(Stored data)
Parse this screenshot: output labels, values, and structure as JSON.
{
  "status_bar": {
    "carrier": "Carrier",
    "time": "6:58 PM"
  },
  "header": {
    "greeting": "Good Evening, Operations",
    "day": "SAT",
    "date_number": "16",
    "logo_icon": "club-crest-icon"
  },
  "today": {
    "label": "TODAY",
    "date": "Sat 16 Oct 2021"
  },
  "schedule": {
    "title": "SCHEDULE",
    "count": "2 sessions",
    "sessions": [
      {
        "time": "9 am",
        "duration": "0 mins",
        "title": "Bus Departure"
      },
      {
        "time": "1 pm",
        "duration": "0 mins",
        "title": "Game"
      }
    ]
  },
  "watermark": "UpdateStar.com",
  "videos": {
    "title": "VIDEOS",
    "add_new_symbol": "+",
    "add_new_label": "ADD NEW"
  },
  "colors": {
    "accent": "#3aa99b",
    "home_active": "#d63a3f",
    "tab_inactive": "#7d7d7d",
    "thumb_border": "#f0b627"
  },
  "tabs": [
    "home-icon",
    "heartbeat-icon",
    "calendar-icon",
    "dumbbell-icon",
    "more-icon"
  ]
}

§ **WHAT TO PRODUCE**:
All of the entries above must be quoted exactly.

§ **SOLUTION TO THIS PROBLEM**:
Parse this screenshot: output labels, values, and structure as JSON.
{
  "status_bar": {
    "carrier": "Carrier",
    "time": "6:58 PM"
  },
  "header": {
    "greeting": "Good Evening, Operations",
    "day": "SAT",
    "date_number": "16",
    "logo_icon": "club-crest-icon"
  },
  "today": {
    "label": "TODAY",
    "date": "Sat 16 Oct 2021"
  },
  "schedule": {
    "title": "SCHEDULE",
    "count": "2 sessions",
    "sessions": [
      {
        "time": "9 am",
        "duration": "0 mins",
        "title": "Bus Departure"
      },
      {
        "time": "1 pm",
        "duration": "0 mins",
        "title": "Game"
      }
    ]
  },
  "watermark": "UpdateStar.com",
  "videos": {
    "title": "VIDEOS",
    "add_new_symbol": "+",
    "add_new_label": "ADD NEW"
  },
  "colors": {
    "accent": "#3aa99b",
    "home_active": "#d63a3f",
    "tab_inactive": "#7d7d7d",
    "thumb_border": "#f0b627"
  },
  "tabs": [
    "home-icon",
    "heartbeat-icon",
    "calendar-icon",
    "dumbbell-icon",
    "more-icon"
  ]
}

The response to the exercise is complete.